■ WHAT THIS TASK INVOLVES ■
Pictures do not belong in the copy; quote every entry below exactly.

_____

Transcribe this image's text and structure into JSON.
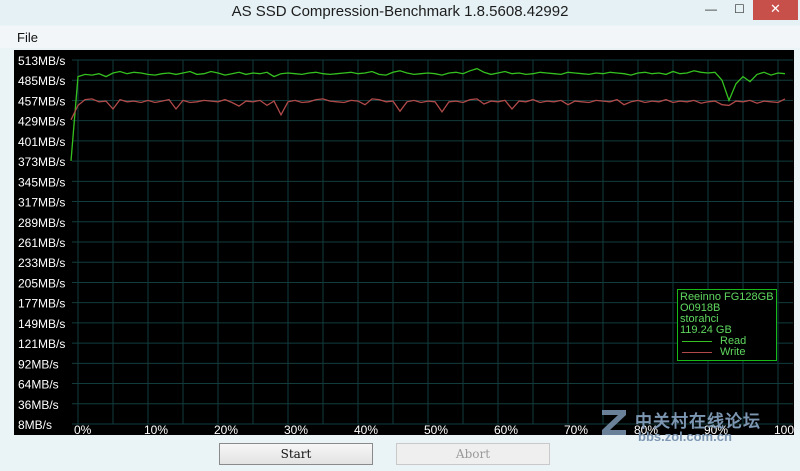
{
  "window": {
    "title": "AS SSD Compression-Benchmark 1.8.5608.42992",
    "controls": {
      "minimize": "—",
      "maximize": "☐",
      "close": "✕"
    }
  },
  "menu": {
    "file": "File"
  },
  "buttons": {
    "start": "Start",
    "abort": "Abort"
  },
  "info": {
    "model": "Reeinno FG128GB",
    "firmware": "O0918B",
    "driver": "storahci",
    "capacity": "119.24 GB",
    "legend_read": "Read",
    "legend_write": "Write"
  },
  "watermark": {
    "text": "中关村在线论坛",
    "url": "bbs.zol.com.cn"
  },
  "colors": {
    "read": "#34c11f",
    "write": "#b04a4a",
    "grid": "#123c3c",
    "axis_text": "#ffffff",
    "chart_bg": "#000000"
  },
  "chart_data": {
    "type": "line",
    "y_tick_labels": [
      "513MB/s",
      "485MB/s",
      "457MB/s",
      "429MB/s",
      "401MB/s",
      "373MB/s",
      "345MB/s",
      "317MB/s",
      "289MB/s",
      "261MB/s",
      "233MB/s",
      "205MB/s",
      "177MB/s",
      "149MB/s",
      "121MB/s",
      "92MB/s",
      "64MB/s",
      "36MB/s",
      "8MB/s"
    ],
    "x_tick_labels": [
      "0%",
      "10%",
      "20%",
      "30%",
      "40%",
      "50%",
      "60%",
      "70%",
      "80%",
      "90%",
      "100%"
    ],
    "ylim": [
      8,
      513
    ],
    "xlim": [
      0,
      100
    ],
    "grid": true,
    "legend_position": "bottom-right",
    "series": [
      {
        "name": "Read",
        "x": [
          -1,
          0,
          1,
          2,
          3,
          4,
          5,
          6,
          7,
          8,
          9,
          10,
          11,
          12,
          13,
          14,
          15,
          16,
          17,
          18,
          19,
          20,
          21,
          22,
          23,
          24,
          25,
          26,
          27,
          28,
          29,
          30,
          31,
          32,
          33,
          34,
          35,
          36,
          37,
          38,
          39,
          40,
          41,
          42,
          43,
          44,
          45,
          46,
          47,
          48,
          49,
          50,
          51,
          52,
          53,
          54,
          55,
          56,
          57,
          58,
          59,
          60,
          61,
          62,
          63,
          64,
          65,
          66,
          67,
          68,
          69,
          70,
          71,
          72,
          73,
          74,
          75,
          76,
          77,
          78,
          79,
          80,
          81,
          82,
          83,
          84,
          85,
          86,
          87,
          88,
          89,
          90,
          91,
          92,
          93,
          94,
          95,
          96,
          97,
          98,
          99,
          100,
          101
        ],
        "y": [
          373,
          490,
          493,
          492,
          494,
          490,
          495,
          497,
          494,
          496,
          495,
          493,
          492,
          494,
          495,
          493,
          495,
          497,
          493,
          494,
          497,
          495,
          492,
          494,
          496,
          493,
          495,
          494,
          496,
          490,
          494,
          495,
          494,
          493,
          495,
          496,
          494,
          493,
          494,
          495,
          496,
          494,
          495,
          497,
          493,
          492,
          496,
          498,
          495,
          493,
          494,
          495,
          494,
          492,
          495,
          496,
          494,
          498,
          501,
          496,
          493,
          495,
          497,
          494,
          495,
          493,
          494,
          496,
          495,
          494,
          493,
          496,
          495,
          494,
          493,
          495,
          494,
          496,
          495,
          494,
          492,
          495,
          496,
          494,
          495,
          493,
          497,
          494,
          495,
          498,
          496,
          495,
          496,
          485,
          457,
          480,
          490,
          483,
          493,
          496,
          492,
          495,
          494
        ]
      },
      {
        "name": "Write",
        "x": [
          -1,
          0,
          1,
          2,
          3,
          4,
          5,
          6,
          7,
          8,
          9,
          10,
          11,
          12,
          13,
          14,
          15,
          16,
          17,
          18,
          19,
          20,
          21,
          22,
          23,
          24,
          25,
          26,
          27,
          28,
          29,
          30,
          31,
          32,
          33,
          34,
          35,
          36,
          37,
          38,
          39,
          40,
          41,
          42,
          43,
          44,
          45,
          46,
          47,
          48,
          49,
          50,
          51,
          52,
          53,
          54,
          55,
          56,
          57,
          58,
          59,
          60,
          61,
          62,
          63,
          64,
          65,
          66,
          67,
          68,
          69,
          70,
          71,
          72,
          73,
          74,
          75,
          76,
          77,
          78,
          79,
          80,
          81,
          82,
          83,
          84,
          85,
          86,
          87,
          88,
          89,
          90,
          91,
          92,
          93,
          94,
          95,
          96,
          97,
          98,
          99,
          100,
          101
        ],
        "y": [
          430,
          450,
          458,
          459,
          455,
          456,
          445,
          458,
          455,
          456,
          454,
          457,
          454,
          456,
          458,
          445,
          457,
          454,
          455,
          457,
          456,
          455,
          458,
          454,
          449,
          456,
          455,
          457,
          450,
          456,
          437,
          455,
          457,
          454,
          455,
          458,
          459,
          456,
          455,
          454,
          457,
          456,
          451,
          459,
          458,
          455,
          456,
          442,
          455,
          457,
          454,
          456,
          455,
          441,
          455,
          456,
          454,
          458,
          459,
          452,
          456,
          455,
          457,
          445,
          456,
          455,
          458,
          454,
          456,
          455,
          457,
          451,
          456,
          455,
          454,
          457,
          456,
          455,
          458,
          451,
          455,
          457,
          454,
          456,
          455,
          458,
          454,
          456,
          455,
          457,
          453,
          455,
          456,
          451,
          450,
          456,
          455,
          457,
          453,
          456,
          455,
          454,
          459
        ]
      }
    ]
  }
}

_____

■ SOLUTION ■
Transcribe this image's text and structure into JSON.
{
  "window": {
    "title": "AS SSD Compression-Benchmark 1.8.5608.42992",
    "controls": {
      "minimize": "—",
      "maximize": "☐",
      "close": "✕"
    }
  },
  "menu": {
    "file": "File"
  },
  "buttons": {
    "start": "Start",
    "abort": "Abort"
  },
  "info": {
    "model": "Reeinno FG128GB",
    "firmware": "O0918B",
    "driver": "storahci",
    "capacity": "119.24 GB",
    "legend_read": "Read",
    "legend_write": "Write"
  },
  "watermark": {
    "text": "中关村在线论坛",
    "url": "bbs.zol.com.cn"
  },
  "colors": {
    "read": "#34c11f",
    "write": "#b04a4a",
    "grid": "#123c3c",
    "axis_text": "#ffffff",
    "chart_bg": "#000000"
  },
  "chart_data": {
    "type": "line",
    "y_tick_labels": [
      "513MB/s",
      "485MB/s",
      "457MB/s",
      "429MB/s",
      "401MB/s",
      "373MB/s",
      "345MB/s",
      "317MB/s",
      "289MB/s",
      "261MB/s",
      "233MB/s",
      "205MB/s",
      "177MB/s",
      "149MB/s",
      "121MB/s",
      "92MB/s",
      "64MB/s",
      "36MB/s",
      "8MB/s"
    ],
    "x_tick_labels": [
      "0%",
      "10%",
      "20%",
      "30%",
      "40%",
      "50%",
      "60%",
      "70%",
      "80%",
      "90%",
      "100%"
    ],
    "ylim": [
      8,
      513
    ],
    "xlim": [
      0,
      100
    ],
    "grid": true,
    "legend_position": "bottom-right",
    "series": [
      {
        "name": "Read",
        "x": [
          -1,
          0,
          1,
          2,
          3,
          4,
          5,
          6,
          7,
          8,
          9,
          10,
          11,
          12,
          13,
          14,
          15,
          16,
          17,
          18,
          19,
          20,
          21,
          22,
          23,
          24,
          25,
          26,
          27,
          28,
          29,
          30,
          31,
          32,
          33,
          34,
          35,
          36,
          37,
          38,
          39,
          40,
          41,
          42,
          43,
          44,
          45,
          46,
          47,
          48,
          49,
          50,
          51,
          52,
          53,
          54,
          55,
          56,
          57,
          58,
          59,
          60,
          61,
          62,
          63,
          64,
          65,
          66,
          67,
          68,
          69,
          70,
          71,
          72,
          73,
          74,
          75,
          76,
          77,
          78,
          79,
          80,
          81,
          82,
          83,
          84,
          85,
          86,
          87,
          88,
          89,
          90,
          91,
          92,
          93,
          94,
          95,
          96,
          97,
          98,
          99,
          100,
          101
        ],
        "y": [
          373,
          490,
          493,
          492,
          494,
          490,
          495,
          497,
          494,
          496,
          495,
          493,
          492,
          494,
          495,
          493,
          495,
          497,
          493,
          494,
          497,
          495,
          492,
          494,
          496,
          493,
          495,
          494,
          496,
          490,
          494,
          495,
          494,
          493,
          495,
          496,
          494,
          493,
          494,
          495,
          496,
          494,
          495,
          497,
          493,
          492,
          496,
          498,
          495,
          493,
          494,
          495,
          494,
          492,
          495,
          496,
          494,
          498,
          501,
          496,
          493,
          495,
          497,
          494,
          495,
          493,
          494,
          496,
          495,
          494,
          493,
          496,
          495,
          494,
          493,
          495,
          494,
          496,
          495,
          494,
          492,
          495,
          496,
          494,
          495,
          493,
          497,
          494,
          495,
          498,
          496,
          495,
          496,
          485,
          457,
          480,
          490,
          483,
          493,
          496,
          492,
          495,
          494
        ]
      },
      {
        "name": "Write",
        "x": [
          -1,
          0,
          1,
          2,
          3,
          4,
          5,
          6,
          7,
          8,
          9,
          10,
          11,
          12,
          13,
          14,
          15,
          16,
          17,
          18,
          19,
          20,
          21,
          22,
          23,
          24,
          25,
          26,
          27,
          28,
          29,
          30,
          31,
          32,
          33,
          34,
          35,
          36,
          37,
          38,
          39,
          40,
          41,
          42,
          43,
          44,
          45,
          46,
          47,
          48,
          49,
          50,
          51,
          52,
          53,
          54,
          55,
          56,
          57,
          58,
          59,
          60,
          61,
          62,
          63,
          64,
          65,
          66,
          67,
          68,
          69,
          70,
          71,
          72,
          73,
          74,
          75,
          76,
          77,
          78,
          79,
          80,
          81,
          82,
          83,
          84,
          85,
          86,
          87,
          88,
          89,
          90,
          91,
          92,
          93,
          94,
          95,
          96,
          97,
          98,
          99,
          100,
          101
        ],
        "y": [
          430,
          450,
          458,
          459,
          455,
          456,
          445,
          458,
          455,
          456,
          454,
          457,
          454,
          456,
          458,
          445,
          457,
          454,
          455,
          457,
          456,
          455,
          458,
          454,
          449,
          456,
          455,
          457,
          450,
          456,
          437,
          455,
          457,
          454,
          455,
          458,
          459,
          456,
          455,
          454,
          457,
          456,
          451,
          459,
          458,
          455,
          456,
          442,
          455,
          457,
          454,
          456,
          455,
          441,
          455,
          456,
          454,
          458,
          459,
          452,
          456,
          455,
          457,
          445,
          456,
          455,
          458,
          454,
          456,
          455,
          457,
          451,
          456,
          455,
          454,
          457,
          456,
          455,
          458,
          451,
          455,
          457,
          454,
          456,
          455,
          458,
          454,
          456,
          455,
          457,
          453,
          455,
          456,
          451,
          450,
          456,
          455,
          457,
          453,
          456,
          455,
          454,
          459
        ]
      }
    ]
  }
}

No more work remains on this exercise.